◆ **Listed entries**:
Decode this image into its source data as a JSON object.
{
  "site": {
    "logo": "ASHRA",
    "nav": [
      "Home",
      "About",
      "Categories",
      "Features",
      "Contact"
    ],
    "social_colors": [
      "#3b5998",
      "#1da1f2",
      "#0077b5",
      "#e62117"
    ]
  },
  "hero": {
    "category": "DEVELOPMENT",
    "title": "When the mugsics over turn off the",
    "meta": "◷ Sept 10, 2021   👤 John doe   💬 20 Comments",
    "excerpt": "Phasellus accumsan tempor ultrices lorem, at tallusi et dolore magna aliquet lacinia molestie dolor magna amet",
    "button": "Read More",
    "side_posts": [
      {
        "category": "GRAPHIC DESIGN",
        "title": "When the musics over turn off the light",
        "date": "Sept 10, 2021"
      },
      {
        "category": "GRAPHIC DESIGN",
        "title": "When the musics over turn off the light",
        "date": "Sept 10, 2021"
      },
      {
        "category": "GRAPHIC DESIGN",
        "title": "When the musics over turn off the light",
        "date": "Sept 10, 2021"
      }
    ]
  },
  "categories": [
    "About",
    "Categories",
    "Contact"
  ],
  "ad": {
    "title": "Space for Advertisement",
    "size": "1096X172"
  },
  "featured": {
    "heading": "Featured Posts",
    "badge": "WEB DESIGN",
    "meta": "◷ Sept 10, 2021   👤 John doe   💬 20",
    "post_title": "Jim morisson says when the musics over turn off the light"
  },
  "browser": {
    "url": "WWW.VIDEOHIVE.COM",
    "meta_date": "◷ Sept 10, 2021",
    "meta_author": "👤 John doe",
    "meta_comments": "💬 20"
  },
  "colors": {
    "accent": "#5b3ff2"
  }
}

◆ **What you should do**:
The lines above should be duplicated exactly.

◆ **Written response**:
Decode this image into its source data as a JSON object.
{
  "site": {
    "logo": "ASHRA",
    "nav": [
      "Home",
      "About",
      "Categories",
      "Features",
      "Contact"
    ],
    "social_colors": [
      "#3b5998",
      "#1da1f2",
      "#0077b5",
      "#e62117"
    ]
  },
  "hero": {
    "category": "DEVELOPMENT",
    "title": "When the mugsics over turn off the",
    "meta": "◷ Sept 10, 2021   👤 John doe   💬 20 Comments",
    "excerpt": "Phasellus accumsan tempor ultrices lorem, at tallusi et dolore magna aliquet lacinia molestie dolor magna amet",
    "button": "Read More",
    "side_posts": [
      {
        "category": "GRAPHIC DESIGN",
        "title": "When the musics over turn off the light",
        "date": "Sept 10, 2021"
      },
      {
        "category": "GRAPHIC DESIGN",
        "title": "When the musics over turn off the light",
        "date": "Sept 10, 2021"
      },
      {
        "category": "GRAPHIC DESIGN",
        "title": "When the musics over turn off the light",
        "date": "Sept 10, 2021"
      }
    ]
  },
  "categories": [
    "About",
    "Categories",
    "Contact"
  ],
  "ad": {
    "title": "Space for Advertisement",
    "size": "1096X172"
  },
  "featured": {
    "heading": "Featured Posts",
    "badge": "WEB DESIGN",
    "meta": "◷ Sept 10, 2021   👤 John doe   💬 20",
    "post_title": "Jim morisson says when the musics over turn off the light"
  },
  "browser": {
    "url": "WWW.VIDEOHIVE.COM",
    "meta_date": "◷ Sept 10, 2021",
    "meta_author": "👤 John doe",
    "meta_comments": "💬 20"
  },
  "colors": {
    "accent": "#5b3ff2"
  }
}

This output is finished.